• [Directions for this task]: Scan the entries below and extract each line with the word "insignificant" in it.

• [Dataset entries]:
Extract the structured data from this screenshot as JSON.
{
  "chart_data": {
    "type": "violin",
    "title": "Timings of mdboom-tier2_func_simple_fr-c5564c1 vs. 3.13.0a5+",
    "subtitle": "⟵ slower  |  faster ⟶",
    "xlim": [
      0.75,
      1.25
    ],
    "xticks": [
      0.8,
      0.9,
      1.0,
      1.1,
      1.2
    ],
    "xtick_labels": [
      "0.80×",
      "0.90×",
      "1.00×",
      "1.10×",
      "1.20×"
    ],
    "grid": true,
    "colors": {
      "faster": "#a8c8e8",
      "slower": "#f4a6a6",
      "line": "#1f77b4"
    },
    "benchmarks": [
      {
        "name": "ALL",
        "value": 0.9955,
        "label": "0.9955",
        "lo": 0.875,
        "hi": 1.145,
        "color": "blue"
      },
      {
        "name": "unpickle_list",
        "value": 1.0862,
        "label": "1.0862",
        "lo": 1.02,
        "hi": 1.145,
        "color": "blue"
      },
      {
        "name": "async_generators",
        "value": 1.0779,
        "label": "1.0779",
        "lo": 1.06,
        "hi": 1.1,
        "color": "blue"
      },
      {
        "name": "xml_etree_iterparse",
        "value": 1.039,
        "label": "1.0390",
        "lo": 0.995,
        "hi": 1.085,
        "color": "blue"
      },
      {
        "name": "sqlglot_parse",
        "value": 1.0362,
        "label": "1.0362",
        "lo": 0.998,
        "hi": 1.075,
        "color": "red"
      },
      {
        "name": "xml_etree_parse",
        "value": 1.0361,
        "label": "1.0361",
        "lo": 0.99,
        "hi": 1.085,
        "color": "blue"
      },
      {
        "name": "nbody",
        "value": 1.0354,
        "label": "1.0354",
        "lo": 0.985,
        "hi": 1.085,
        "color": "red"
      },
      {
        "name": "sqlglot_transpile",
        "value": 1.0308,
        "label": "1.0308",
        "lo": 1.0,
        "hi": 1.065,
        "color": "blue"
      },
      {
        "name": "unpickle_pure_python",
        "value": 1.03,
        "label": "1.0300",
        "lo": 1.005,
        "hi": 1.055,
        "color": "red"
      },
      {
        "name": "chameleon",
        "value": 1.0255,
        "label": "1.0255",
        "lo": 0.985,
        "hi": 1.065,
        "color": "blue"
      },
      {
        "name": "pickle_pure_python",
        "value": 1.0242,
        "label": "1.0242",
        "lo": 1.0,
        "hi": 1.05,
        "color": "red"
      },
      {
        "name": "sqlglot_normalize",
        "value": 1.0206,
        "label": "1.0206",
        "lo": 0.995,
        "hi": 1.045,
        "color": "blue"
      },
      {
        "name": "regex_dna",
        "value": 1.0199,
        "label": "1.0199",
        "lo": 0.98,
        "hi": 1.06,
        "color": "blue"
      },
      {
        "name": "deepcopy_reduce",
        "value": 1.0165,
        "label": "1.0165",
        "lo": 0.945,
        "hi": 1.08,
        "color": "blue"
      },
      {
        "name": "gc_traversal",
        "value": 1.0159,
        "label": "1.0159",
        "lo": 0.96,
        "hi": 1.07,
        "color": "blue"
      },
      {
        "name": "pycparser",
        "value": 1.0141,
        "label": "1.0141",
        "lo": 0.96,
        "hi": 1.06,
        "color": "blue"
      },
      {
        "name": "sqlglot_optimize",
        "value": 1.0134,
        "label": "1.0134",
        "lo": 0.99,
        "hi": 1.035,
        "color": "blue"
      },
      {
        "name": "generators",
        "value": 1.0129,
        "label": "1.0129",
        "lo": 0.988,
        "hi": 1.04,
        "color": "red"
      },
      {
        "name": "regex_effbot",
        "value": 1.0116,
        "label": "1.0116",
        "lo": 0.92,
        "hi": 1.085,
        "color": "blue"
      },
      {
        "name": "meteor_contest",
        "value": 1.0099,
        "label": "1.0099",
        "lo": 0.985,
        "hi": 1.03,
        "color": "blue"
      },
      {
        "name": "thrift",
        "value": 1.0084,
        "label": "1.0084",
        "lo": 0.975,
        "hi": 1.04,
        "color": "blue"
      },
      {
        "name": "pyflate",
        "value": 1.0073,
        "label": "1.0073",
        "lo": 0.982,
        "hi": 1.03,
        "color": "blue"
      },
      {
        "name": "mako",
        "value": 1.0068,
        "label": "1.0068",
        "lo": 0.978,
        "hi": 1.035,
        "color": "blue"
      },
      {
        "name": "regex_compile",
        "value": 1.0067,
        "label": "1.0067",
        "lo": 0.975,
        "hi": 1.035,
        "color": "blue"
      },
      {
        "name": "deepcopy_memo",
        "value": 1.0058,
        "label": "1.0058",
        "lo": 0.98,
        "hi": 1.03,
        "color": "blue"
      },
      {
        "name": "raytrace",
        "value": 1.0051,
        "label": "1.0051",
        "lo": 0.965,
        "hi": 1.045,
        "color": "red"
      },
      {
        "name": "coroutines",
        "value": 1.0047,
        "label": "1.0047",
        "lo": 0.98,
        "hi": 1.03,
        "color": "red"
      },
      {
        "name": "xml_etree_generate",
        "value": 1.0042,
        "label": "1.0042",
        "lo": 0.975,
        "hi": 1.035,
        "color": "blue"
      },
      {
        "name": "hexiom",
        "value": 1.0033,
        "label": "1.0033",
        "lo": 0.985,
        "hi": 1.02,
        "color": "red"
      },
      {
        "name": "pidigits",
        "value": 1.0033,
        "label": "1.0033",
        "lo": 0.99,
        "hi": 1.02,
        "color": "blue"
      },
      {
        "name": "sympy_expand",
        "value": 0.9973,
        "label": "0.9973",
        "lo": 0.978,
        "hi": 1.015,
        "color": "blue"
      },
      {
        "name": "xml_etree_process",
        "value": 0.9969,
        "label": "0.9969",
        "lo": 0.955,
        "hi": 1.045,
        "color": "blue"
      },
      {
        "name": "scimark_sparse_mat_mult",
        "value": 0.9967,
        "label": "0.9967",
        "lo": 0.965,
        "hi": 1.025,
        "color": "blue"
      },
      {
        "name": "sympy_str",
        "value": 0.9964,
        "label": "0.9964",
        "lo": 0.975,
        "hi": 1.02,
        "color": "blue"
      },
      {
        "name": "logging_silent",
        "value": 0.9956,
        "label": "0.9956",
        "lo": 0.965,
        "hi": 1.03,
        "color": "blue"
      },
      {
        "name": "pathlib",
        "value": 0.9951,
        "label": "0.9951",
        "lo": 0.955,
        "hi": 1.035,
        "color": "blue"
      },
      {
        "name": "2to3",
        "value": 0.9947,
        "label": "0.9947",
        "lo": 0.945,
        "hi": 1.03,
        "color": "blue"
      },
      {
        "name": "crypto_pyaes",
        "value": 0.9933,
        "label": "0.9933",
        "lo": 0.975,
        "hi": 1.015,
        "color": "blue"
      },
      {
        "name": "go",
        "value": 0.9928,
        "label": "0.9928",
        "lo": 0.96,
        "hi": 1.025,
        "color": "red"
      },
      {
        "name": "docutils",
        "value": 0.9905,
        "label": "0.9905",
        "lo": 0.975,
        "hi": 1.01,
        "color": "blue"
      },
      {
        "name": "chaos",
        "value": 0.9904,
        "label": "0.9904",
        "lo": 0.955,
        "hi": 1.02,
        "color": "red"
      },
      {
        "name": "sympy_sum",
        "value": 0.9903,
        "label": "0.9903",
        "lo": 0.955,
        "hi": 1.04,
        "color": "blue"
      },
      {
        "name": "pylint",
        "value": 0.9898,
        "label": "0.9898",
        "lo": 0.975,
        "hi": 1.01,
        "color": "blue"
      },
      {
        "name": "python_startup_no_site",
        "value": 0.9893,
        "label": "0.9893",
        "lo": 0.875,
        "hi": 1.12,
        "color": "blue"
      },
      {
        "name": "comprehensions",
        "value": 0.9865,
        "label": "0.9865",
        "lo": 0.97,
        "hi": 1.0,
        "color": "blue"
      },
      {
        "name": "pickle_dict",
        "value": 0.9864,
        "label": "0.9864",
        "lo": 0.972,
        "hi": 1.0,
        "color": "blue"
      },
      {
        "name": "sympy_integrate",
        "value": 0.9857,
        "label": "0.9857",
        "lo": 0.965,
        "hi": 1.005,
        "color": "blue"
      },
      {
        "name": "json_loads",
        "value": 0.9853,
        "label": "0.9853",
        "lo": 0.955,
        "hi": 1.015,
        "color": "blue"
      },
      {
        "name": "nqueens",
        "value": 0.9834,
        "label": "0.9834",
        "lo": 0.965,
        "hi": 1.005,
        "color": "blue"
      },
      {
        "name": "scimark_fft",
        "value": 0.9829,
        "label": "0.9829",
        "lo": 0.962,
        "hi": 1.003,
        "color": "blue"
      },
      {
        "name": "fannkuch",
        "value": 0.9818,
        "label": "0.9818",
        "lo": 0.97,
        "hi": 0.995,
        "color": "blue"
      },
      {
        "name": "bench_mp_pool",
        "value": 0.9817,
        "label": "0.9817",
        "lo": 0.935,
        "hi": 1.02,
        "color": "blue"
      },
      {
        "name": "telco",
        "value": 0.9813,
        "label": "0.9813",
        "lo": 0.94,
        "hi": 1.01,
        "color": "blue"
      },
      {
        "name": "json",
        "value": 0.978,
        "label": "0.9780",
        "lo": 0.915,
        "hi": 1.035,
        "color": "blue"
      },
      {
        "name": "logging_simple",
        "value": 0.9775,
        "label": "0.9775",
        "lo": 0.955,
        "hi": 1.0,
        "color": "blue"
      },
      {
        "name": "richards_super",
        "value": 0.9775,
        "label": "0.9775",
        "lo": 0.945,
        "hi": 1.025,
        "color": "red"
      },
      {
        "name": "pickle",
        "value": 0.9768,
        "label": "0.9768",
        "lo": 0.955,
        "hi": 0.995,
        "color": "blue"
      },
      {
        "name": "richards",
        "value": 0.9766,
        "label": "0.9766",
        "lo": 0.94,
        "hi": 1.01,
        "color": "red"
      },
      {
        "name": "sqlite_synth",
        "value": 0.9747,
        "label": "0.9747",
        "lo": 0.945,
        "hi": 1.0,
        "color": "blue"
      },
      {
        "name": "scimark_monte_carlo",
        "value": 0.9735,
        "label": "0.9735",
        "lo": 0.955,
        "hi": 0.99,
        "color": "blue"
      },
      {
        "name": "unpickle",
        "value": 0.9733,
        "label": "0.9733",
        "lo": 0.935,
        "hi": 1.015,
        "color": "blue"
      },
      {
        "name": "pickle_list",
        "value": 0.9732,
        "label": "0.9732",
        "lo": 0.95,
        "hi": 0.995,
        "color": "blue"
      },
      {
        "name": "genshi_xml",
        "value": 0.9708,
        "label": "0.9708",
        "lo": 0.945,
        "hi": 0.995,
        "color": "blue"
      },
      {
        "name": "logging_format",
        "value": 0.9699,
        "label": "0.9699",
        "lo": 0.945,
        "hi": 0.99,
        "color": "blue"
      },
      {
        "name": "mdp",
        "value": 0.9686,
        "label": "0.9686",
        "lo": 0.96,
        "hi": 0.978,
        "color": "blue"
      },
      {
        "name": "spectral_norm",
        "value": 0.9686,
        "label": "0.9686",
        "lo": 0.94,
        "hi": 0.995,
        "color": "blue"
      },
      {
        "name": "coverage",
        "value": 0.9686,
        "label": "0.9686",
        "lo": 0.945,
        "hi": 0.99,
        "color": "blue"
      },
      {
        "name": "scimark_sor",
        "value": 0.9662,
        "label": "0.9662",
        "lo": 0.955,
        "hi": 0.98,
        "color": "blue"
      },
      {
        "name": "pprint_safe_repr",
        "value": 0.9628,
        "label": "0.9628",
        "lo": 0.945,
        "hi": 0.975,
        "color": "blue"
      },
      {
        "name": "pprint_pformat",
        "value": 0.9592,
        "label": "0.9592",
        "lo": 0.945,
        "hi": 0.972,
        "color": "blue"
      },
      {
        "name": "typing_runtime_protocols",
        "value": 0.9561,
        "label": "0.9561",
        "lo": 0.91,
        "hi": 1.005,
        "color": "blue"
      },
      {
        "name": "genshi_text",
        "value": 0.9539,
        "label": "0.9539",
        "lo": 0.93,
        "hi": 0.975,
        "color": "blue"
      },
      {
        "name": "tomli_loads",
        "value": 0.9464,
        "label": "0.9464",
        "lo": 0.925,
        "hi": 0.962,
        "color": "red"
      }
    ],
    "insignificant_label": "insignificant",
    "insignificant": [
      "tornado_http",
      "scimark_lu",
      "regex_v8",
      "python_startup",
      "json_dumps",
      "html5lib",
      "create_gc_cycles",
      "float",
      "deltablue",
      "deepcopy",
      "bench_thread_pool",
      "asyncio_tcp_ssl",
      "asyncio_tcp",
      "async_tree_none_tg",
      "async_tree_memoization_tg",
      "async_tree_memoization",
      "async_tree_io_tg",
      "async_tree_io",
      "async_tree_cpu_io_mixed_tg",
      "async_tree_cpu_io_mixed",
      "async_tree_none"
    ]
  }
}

• [Complete answer]:
    "insignificant_label": "insignificant",
    "insignificant": [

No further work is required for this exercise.